>> Begin PROVIDED DATA

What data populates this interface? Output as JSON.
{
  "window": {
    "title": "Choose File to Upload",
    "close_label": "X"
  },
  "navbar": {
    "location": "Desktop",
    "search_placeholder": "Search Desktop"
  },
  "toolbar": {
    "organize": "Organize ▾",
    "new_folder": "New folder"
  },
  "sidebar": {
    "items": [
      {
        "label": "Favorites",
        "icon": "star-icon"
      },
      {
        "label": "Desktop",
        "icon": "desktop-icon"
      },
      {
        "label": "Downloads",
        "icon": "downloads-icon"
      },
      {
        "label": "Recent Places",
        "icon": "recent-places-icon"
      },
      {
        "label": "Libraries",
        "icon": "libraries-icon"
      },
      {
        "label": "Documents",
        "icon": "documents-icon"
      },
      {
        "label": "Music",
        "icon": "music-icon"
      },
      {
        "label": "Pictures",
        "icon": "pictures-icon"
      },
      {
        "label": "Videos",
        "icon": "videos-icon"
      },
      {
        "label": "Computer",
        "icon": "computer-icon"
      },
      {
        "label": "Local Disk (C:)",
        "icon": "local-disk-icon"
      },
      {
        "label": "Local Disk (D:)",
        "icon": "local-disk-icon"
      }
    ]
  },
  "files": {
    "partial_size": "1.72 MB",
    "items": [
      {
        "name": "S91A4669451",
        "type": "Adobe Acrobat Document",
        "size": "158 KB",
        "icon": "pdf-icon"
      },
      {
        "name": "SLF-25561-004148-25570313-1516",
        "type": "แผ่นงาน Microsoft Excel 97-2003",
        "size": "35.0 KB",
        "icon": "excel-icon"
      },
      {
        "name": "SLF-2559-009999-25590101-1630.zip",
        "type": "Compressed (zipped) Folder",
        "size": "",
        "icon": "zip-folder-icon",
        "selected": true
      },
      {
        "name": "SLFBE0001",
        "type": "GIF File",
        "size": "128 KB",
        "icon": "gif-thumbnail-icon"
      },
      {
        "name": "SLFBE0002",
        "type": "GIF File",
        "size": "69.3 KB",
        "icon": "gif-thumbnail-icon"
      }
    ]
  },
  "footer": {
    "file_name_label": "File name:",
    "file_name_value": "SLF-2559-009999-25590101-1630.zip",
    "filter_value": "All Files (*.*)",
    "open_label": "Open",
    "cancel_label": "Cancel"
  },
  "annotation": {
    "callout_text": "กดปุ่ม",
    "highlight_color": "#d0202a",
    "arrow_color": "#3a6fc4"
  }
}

>> End PROVIDED DATA

Emit the full listing verbatim.

== RESPONSE BELOW ==
What data populates this interface? Output as JSON.
{
  "window": {
    "title": "Choose File to Upload",
    "close_label": "X"
  },
  "navbar": {
    "location": "Desktop",
    "search_placeholder": "Search Desktop"
  },
  "toolbar": {
    "organize": "Organize ▾",
    "new_folder": "New folder"
  },
  "sidebar": {
    "items": [
      {
        "label": "Favorites",
        "icon": "star-icon"
      },
      {
        "label": "Desktop",
        "icon": "desktop-icon"
      },
      {
        "label": "Downloads",
        "icon": "downloads-icon"
      },
      {
        "label": "Recent Places",
        "icon": "recent-places-icon"
      },
      {
        "label": "Libraries",
        "icon": "libraries-icon"
      },
      {
        "label": "Documents",
        "icon": "documents-icon"
      },
      {
        "label": "Music",
        "icon": "music-icon"
      },
      {
        "label": "Pictures",
        "icon": "pictures-icon"
      },
      {
        "label": "Videos",
        "icon": "videos-icon"
      },
      {
        "label": "Computer",
        "icon": "computer-icon"
      },
      {
        "label": "Local Disk (C:)",
        "icon": "local-disk-icon"
      },
      {
        "label": "Local Disk (D:)",
        "icon": "local-disk-icon"
      }
    ]
  },
  "files": {
    "partial_size": "1.72 MB",
    "items": [
      {
        "name": "S91A4669451",
        "type": "Adobe Acrobat Document",
        "size": "158 KB",
        "icon": "pdf-icon"
      },
      {
        "name": "SLF-25561-004148-25570313-1516",
        "type": "แผ่นงาน Microsoft Excel 97-2003",
        "size": "35.0 KB",
        "icon": "excel-icon"
      },
      {
        "name": "SLF-2559-009999-25590101-1630.zip",
        "type": "Compressed (zipped) Folder",
        "size": "",
        "icon": "zip-folder-icon",
        "selected": true
      },
      {
        "name": "SLFBE0001",
        "type": "GIF File",
        "size": "128 KB",
        "icon": "gif-thumbnail-icon"
      },
      {
        "name": "SLFBE0002",
        "type": "GIF File",
        "size": "69.3 KB",
        "icon": "gif-thumbnail-icon"
      }
    ]
  },
  "footer": {
    "file_name_label": "File name:",
    "file_name_value": "SLF-2559-009999-25590101-1630.zip",
    "filter_value": "All Files (*.*)",
    "open_label": "Open",
    "cancel_label": "Cancel"
  },
  "annotation": {
    "callout_text": "กดปุ่ม",
    "highlight_color": "#d0202a",
    "arrow_color": "#3a6fc4"
  }
}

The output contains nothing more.